** START OF DATASET RECORDS **

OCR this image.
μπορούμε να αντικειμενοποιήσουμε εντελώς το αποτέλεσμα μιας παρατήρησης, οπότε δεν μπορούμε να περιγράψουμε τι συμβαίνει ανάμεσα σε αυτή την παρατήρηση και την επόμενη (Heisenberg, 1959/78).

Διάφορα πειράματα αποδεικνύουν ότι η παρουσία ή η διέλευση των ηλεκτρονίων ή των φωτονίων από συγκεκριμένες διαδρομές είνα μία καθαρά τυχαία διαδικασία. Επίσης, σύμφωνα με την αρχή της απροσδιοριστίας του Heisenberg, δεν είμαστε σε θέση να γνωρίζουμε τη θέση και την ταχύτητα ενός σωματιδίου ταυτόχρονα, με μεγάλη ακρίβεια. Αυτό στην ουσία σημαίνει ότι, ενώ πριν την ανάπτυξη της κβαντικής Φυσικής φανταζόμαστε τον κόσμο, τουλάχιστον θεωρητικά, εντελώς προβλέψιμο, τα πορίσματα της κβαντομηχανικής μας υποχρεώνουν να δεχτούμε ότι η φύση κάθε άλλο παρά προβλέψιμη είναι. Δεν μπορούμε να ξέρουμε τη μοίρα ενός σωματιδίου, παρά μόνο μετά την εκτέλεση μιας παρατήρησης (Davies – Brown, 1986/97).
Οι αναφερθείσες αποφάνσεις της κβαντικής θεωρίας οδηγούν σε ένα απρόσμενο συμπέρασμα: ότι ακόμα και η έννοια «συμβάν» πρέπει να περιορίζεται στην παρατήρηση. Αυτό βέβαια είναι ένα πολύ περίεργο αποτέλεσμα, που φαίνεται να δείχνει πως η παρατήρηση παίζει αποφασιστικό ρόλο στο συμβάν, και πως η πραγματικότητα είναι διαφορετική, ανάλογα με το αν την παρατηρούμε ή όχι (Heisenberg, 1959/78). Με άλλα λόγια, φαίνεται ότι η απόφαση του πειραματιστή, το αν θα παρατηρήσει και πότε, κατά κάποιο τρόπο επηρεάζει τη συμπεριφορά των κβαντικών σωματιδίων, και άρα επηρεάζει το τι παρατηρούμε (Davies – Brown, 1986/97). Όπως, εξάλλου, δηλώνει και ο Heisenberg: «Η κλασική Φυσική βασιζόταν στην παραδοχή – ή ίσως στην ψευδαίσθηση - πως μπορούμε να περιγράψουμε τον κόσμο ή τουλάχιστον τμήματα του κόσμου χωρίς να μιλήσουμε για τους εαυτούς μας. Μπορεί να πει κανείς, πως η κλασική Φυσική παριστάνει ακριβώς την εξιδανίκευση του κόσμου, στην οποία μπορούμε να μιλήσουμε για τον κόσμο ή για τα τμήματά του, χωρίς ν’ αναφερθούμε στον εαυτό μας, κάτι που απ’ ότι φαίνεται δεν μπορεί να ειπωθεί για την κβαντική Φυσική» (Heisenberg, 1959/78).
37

** END OF DATASET RECORDS **

Return each line of the listing that holds the string "κόσμο".

Διάφορα πειράματα αποδεικνύουν ότι η παρουσία ή η διέλευση των ηλεκτρονίων ή των φωτονίων από συγκεκριμένες διαδρομές είνα μία καθαρά τυχαία διαδικασία. Επίσης, σύμφωνα με την αρχή της απροσδιοριστίας του Heisenberg, δεν είμαστε σε θέση να γνωρίζουμε τη θέση και την ταχύτητα ενός σωματιδίου ταυτόχρονα, με μεγάλη ακρίβεια. Αυτό στην ουσία σημαίνει ότι, ενώ πριν την ανάπτυξη της κβαντικής Φυσικής φανταζόμαστε τον κόσμο, τουλάχιστον θεωρητικά, εντελώς προβλέψιμο, τα πορίσματα της κβαντομηχανικής μας υποχρεώνουν να δεχτούμε ότι η φύση κάθε άλλο παρά προβλέψιμη είναι. Δεν μπορούμε να ξέρουμε τη μοίρα ενός σωματιδίου, παρά μόνο μετά την εκτέλεση μιας παρατήρησης (Davies – Brown, 1986/97).
Οι αναφερθείσες αποφάνσεις της κβαντικής θεωρίας οδηγούν σε ένα απρόσμενο συμπέρασμα: ότι ακόμα και η έννοια «συμβάν» πρέπει να περιορίζεται στην παρατήρηση. Αυτό βέβαια είναι ένα πολύ περίεργο αποτέλεσμα, που φαίνεται να δείχνει πως η παρατήρηση παίζει αποφασιστικό ρόλο στο συμβάν, και πως η πραγματικότητα είναι διαφορετική, ανάλογα με το αν την παρατηρούμε ή όχι (Heisenberg, 1959/78). Με άλλα λόγια, φαίνεται ότι η απόφαση του πειραματιστή, το αν θα παρατηρήσει και πότε, κατά κάποιο τρόπο επηρεάζει τη συμπεριφορά των κβαντικών σωματιδίων, και άρα επηρεάζει το τι παρατηρούμε (Davies – Brown, 1986/97). Όπως, εξάλλου, δηλώνει και ο Heisenberg: «Η κλασική Φυσική βασιζόταν στην παραδοχή – ή ίσως στην ψευδαίσθηση - πως μπορούμε να περιγράψουμε τον κόσμο ή τουλάχιστον τμήματα του κόσμου χωρίς να μιλήσουμε για τους εαυτούς μας. Μπορεί να πει κανείς, πως η κλασική Φυσική παριστάνει ακριβώς την εξιδανίκευση του κόσμου, στην οποία μπορούμε να μιλήσουμε για τον κόσμο ή για τα τμήματά του, χωρίς ν’ αναφερθούμε στον εαυτό μας, κάτι που απ’ ότι φαίνεται δεν μπορεί να ειπωθεί για την κβαντική Φυσική» (Heisenberg, 1959/78).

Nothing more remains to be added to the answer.